THE REQUEST: A verbatim copy of the records is required, with all pictures left out.

[Start DATA LISTING]

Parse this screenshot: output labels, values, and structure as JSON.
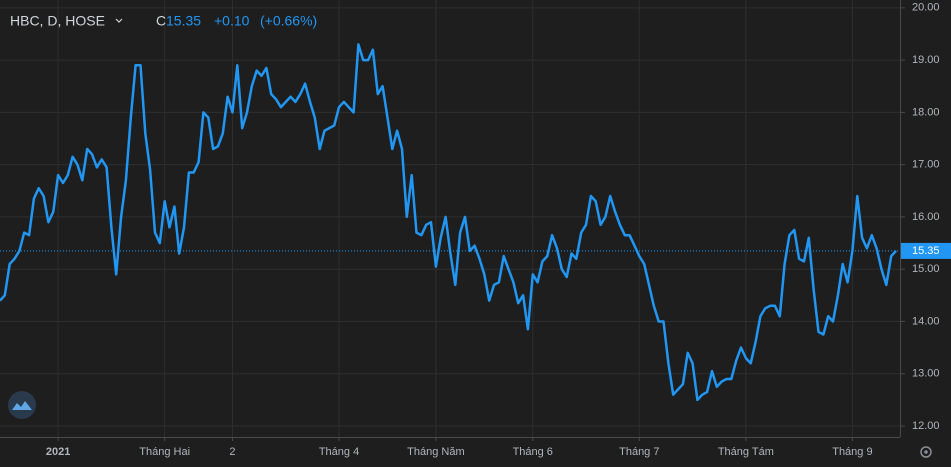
{
  "chart_data": {
    "type": "line",
    "symbol": "HBC, D, HOSE",
    "close_prefix": "C",
    "change": "+0.10",
    "change_pct": "(+0.66%)",
    "last": 15.35,
    "categories": [
      null,
      null,
      null,
      null,
      null,
      null,
      null,
      null,
      null,
      null,
      null,
      null,
      "2021",
      null,
      null,
      null,
      null,
      null,
      null,
      null,
      null,
      null,
      null,
      null,
      null,
      null,
      null,
      null,
      null,
      null,
      null,
      null,
      null,
      null,
      "Tháng Hai",
      null,
      null,
      null,
      null,
      null,
      null,
      null,
      null,
      null,
      null,
      null,
      null,
      null,
      "2",
      null,
      null,
      null,
      null,
      null,
      null,
      null,
      null,
      null,
      null,
      null,
      null,
      null,
      null,
      null,
      null,
      null,
      null,
      null,
      null,
      null,
      "Tháng 4",
      null,
      null,
      null,
      null,
      null,
      null,
      null,
      null,
      null,
      null,
      null,
      null,
      null,
      null,
      null,
      null,
      null,
      null,
      null,
      "Tháng Năm",
      null,
      null,
      null,
      null,
      null,
      null,
      null,
      null,
      null,
      null,
      null,
      null,
      null,
      null,
      null,
      null,
      null,
      null,
      null,
      "Tháng 6",
      null,
      null,
      null,
      null,
      null,
      null,
      null,
      null,
      null,
      null,
      null,
      null,
      null,
      null,
      null,
      null,
      null,
      null,
      null,
      null,
      null,
      "Tháng 7",
      null,
      null,
      null,
      null,
      null,
      null,
      null,
      null,
      null,
      null,
      null,
      null,
      null,
      null,
      null,
      null,
      null,
      null,
      null,
      null,
      null,
      "Tháng Tám",
      null,
      null,
      null,
      null,
      null,
      null,
      null,
      null,
      null,
      null,
      null,
      null,
      null,
      null,
      null,
      null,
      null,
      null,
      null,
      null,
      null,
      "Tháng 9",
      null,
      null,
      null,
      null,
      null,
      null,
      null,
      null,
      null
    ],
    "series": [
      {
        "name": "HBC",
        "color": "#2196f3",
        "values": [
          14.4,
          14.5,
          15.1,
          15.2,
          15.35,
          15.7,
          15.65,
          16.35,
          16.55,
          16.4,
          15.9,
          16.1,
          16.8,
          16.65,
          16.8,
          17.15,
          17.0,
          16.7,
          17.3,
          17.2,
          16.95,
          17.1,
          16.95,
          15.8,
          14.9,
          16.0,
          16.7,
          17.9,
          18.9,
          18.9,
          17.6,
          16.9,
          15.7,
          15.5,
          16.3,
          15.8,
          16.2,
          15.3,
          15.8,
          16.85,
          16.85,
          17.05,
          18.0,
          17.9,
          17.3,
          17.35,
          17.6,
          18.3,
          18.0,
          18.9,
          17.7,
          18.0,
          18.5,
          18.8,
          18.7,
          18.85,
          18.35,
          18.25,
          18.1,
          18.2,
          18.3,
          18.2,
          18.35,
          18.55,
          18.2,
          17.9,
          17.3,
          17.65,
          17.7,
          17.75,
          18.1,
          18.2,
          18.1,
          18.0,
          19.3,
          19.0,
          19.0,
          19.2,
          18.35,
          18.5,
          17.9,
          17.3,
          17.65,
          17.3,
          16.0,
          16.8,
          15.7,
          15.65,
          15.85,
          15.9,
          15.05,
          15.6,
          16.0,
          15.3,
          14.7,
          15.7,
          16.0,
          15.35,
          15.45,
          15.2,
          14.9,
          14.4,
          14.7,
          14.75,
          15.25,
          15.0,
          14.75,
          14.35,
          14.5,
          13.85,
          14.9,
          14.75,
          15.15,
          15.25,
          15.65,
          15.4,
          15.0,
          14.85,
          15.3,
          15.2,
          15.7,
          15.85,
          16.4,
          16.3,
          15.85,
          16.0,
          16.4,
          16.1,
          15.85,
          15.65,
          15.65,
          15.45,
          15.25,
          15.1,
          14.7,
          14.3,
          14.0,
          14.0,
          13.2,
          12.6,
          12.7,
          12.8,
          13.4,
          13.2,
          12.5,
          12.6,
          12.65,
          13.05,
          12.75,
          12.85,
          12.9,
          12.9,
          13.25,
          13.5,
          13.3,
          13.2,
          13.6,
          14.1,
          14.25,
          14.3,
          14.3,
          14.1,
          15.1,
          15.65,
          15.75,
          15.2,
          15.15,
          15.6,
          14.6,
          13.8,
          13.75,
          14.1,
          14.0,
          14.5,
          15.1,
          14.75,
          15.35,
          16.4,
          15.6,
          15.4,
          15.65,
          15.4,
          15.0,
          14.7,
          15.25,
          15.35
        ]
      }
    ],
    "ylim": [
      11.79,
      20.15
    ],
    "yticks": [
      {
        "value": 12,
        "label": "12.00"
      },
      {
        "value": 13,
        "label": "13.00"
      },
      {
        "value": 14,
        "label": "14.00"
      },
      {
        "value": 15,
        "label": "15.00"
      },
      {
        "value": 16,
        "label": "16.00"
      },
      {
        "value": 17,
        "label": "17.00"
      },
      {
        "value": 18,
        "label": "18.00"
      },
      {
        "value": 19,
        "label": "19.00"
      },
      {
        "value": 20,
        "label": "20.00"
      }
    ],
    "grid": true
  }
}
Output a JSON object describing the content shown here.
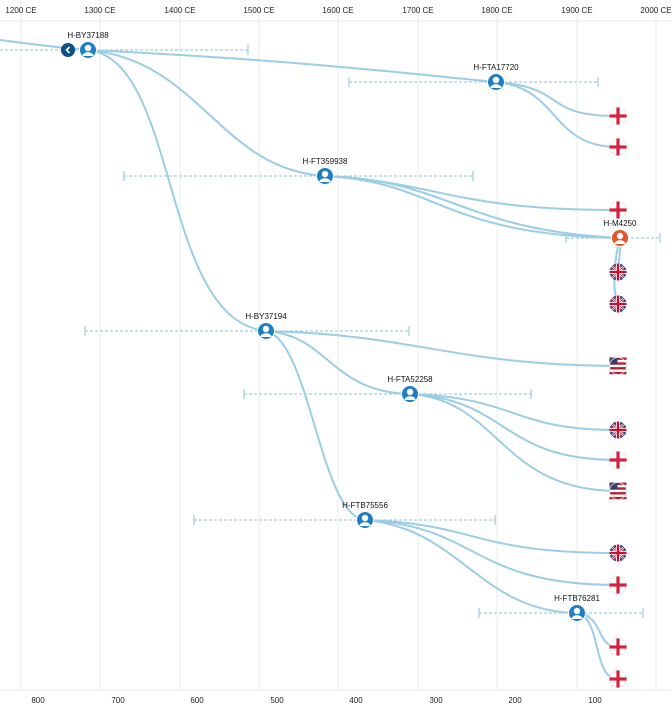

[End DATA LISTING]

RESULT:
Parse this screenshot: output labels, values, and structure as JSON.
{
  "chart_data": {
    "type": "line",
    "symbol": "HBC, D, HOSE",
    "close_prefix": "C",
    "change": "+0.10",
    "change_pct": "(+0.66%)",
    "last": 15.35,
    "categories": [
      null,
      null,
      null,
      null,
      null,
      null,
      null,
      null,
      null,
      null,
      null,
      null,
      "2021",
      null,
      null,
      null,
      null,
      null,
      null,
      null,
      null,
      null,
      null,
      null,
      null,
      null,
      null,
      null,
      null,
      null,
      null,
      null,
      null,
      null,
      "Tháng Hai",
      null,
      null,
      null,
      null,
      null,
      null,
      null,
      null,
      null,
      null,
      null,
      null,
      null,
      "2",
      null,
      null,
      null,
      null,
      null,
      null,
      null,
      null,
      null,
      null,
      null,
      null,
      null,
      null,
      null,
      null,
      null,
      null,
      null,
      null,
      null,
      "Tháng 4",
      null,
      null,
      null,
      null,
      null,
      null,
      null,
      null,
      null,
      null,
      null,
      null,
      null,
      null,
      null,
      null,
      null,
      null,
      null,
      "Tháng Năm",
      null,
      null,
      null,
      null,
      null,
      null,
      null,
      null,
      null,
      null,
      null,
      null,
      null,
      null,
      null,
      null,
      null,
      null,
      null,
      "Tháng 6",
      null,
      null,
      null,
      null,
      null,
      null,
      null,
      null,
      null,
      null,
      null,
      null,
      null,
      null,
      null,
      null,
      null,
      null,
      null,
      null,
      null,
      "Tháng 7",
      null,
      null,
      null,
      null,
      null,
      null,
      null,
      null,
      null,
      null,
      null,
      null,
      null,
      null,
      null,
      null,
      null,
      null,
      null,
      null,
      null,
      "Tháng Tám",
      null,
      null,
      null,
      null,
      null,
      null,
      null,
      null,
      null,
      null,
      null,
      null,
      null,
      null,
      null,
      null,
      null,
      null,
      null,
      null,
      null,
      "Tháng 9",
      null,
      null,
      null,
      null,
      null,
      null,
      null,
      null,
      null
    ],
    "series": [
      {
        "name": "HBC",
        "color": "#2196f3",
        "values": [
          14.4,
          14.5,
          15.1,
          15.2,
          15.35,
          15.7,
          15.65,
          16.35,
          16.55,
          16.4,
          15.9,
          16.1,
          16.8,
          16.65,
          16.8,
          17.15,
          17.0,
          16.7,
          17.3,
          17.2,
          16.95,
          17.1,
          16.95,
          15.8,
          14.9,
          16.0,
          16.7,
          17.9,
          18.9,
          18.9,
          17.6,
          16.9,
          15.7,
          15.5,
          16.3,
          15.8,
          16.2,
          15.3,
          15.8,
          16.85,
          16.85,
          17.05,
          18.0,
          17.9,
          17.3,
          17.35,
          17.6,
          18.3,
          18.0,
          18.9,
          17.7,
          18.0,
          18.5,
          18.8,
          18.7,
          18.85,
          18.35,
          18.25,
          18.1,
          18.2,
          18.3,
          18.2,
          18.35,
          18.55,
          18.2,
          17.9,
          17.3,
          17.65,
          17.7,
          17.75,
          18.1,
          18.2,
          18.1,
          18.0,
          19.3,
          19.0,
          19.0,
          19.2,
          18.35,
          18.5,
          17.9,
          17.3,
          17.65,
          17.3,
          16.0,
          16.8,
          15.7,
          15.65,
          15.85,
          15.9,
          15.05,
          15.6,
          16.0,
          15.3,
          14.7,
          15.7,
          16.0,
          15.35,
          15.45,
          15.2,
          14.9,
          14.4,
          14.7,
          14.75,
          15.25,
          15.0,
          14.75,
          14.35,
          14.5,
          13.85,
          14.9,
          14.75,
          15.15,
          15.25,
          15.65,
          15.4,
          15.0,
          14.85,
          15.3,
          15.2,
          15.7,
          15.85,
          16.4,
          16.3,
          15.85,
          16.0,
          16.4,
          16.1,
          15.85,
          15.65,
          15.65,
          15.45,
          15.25,
          15.1,
          14.7,
          14.3,
          14.0,
          14.0,
          13.2,
          12.6,
          12.7,
          12.8,
          13.4,
          13.2,
          12.5,
          12.6,
          12.65,
          13.05,
          12.75,
          12.85,
          12.9,
          12.9,
          13.25,
          13.5,
          13.3,
          13.2,
          13.6,
          14.1,
          14.25,
          14.3,
          14.3,
          14.1,
          15.1,
          15.65,
          15.75,
          15.2,
          15.15,
          15.6,
          14.6,
          13.8,
          13.75,
          14.1,
          14.0,
          14.5,
          15.1,
          14.75,
          15.35,
          16.4,
          15.6,
          15.4,
          15.65,
          15.4,
          15.0,
          14.7,
          15.25,
          15.35
        ]
      }
    ],
    "ylim": [
      11.79,
      20.15
    ],
    "yticks": [
      {
        "value": 12,
        "label": "12.00"
      },
      {
        "value": 13,
        "label": "13.00"
      },
      {
        "value": 14,
        "label": "14.00"
      },
      {
        "value": 15,
        "label": "15.00"
      },
      {
        "value": 16,
        "label": "16.00"
      },
      {
        "value": 17,
        "label": "17.00"
      },
      {
        "value": 18,
        "label": "18.00"
      },
      {
        "value": 19,
        "label": "19.00"
      },
      {
        "value": 20,
        "label": "20.00"
      }
    ],
    "grid": true
  }
}
Output a JSON object describing the content shown here.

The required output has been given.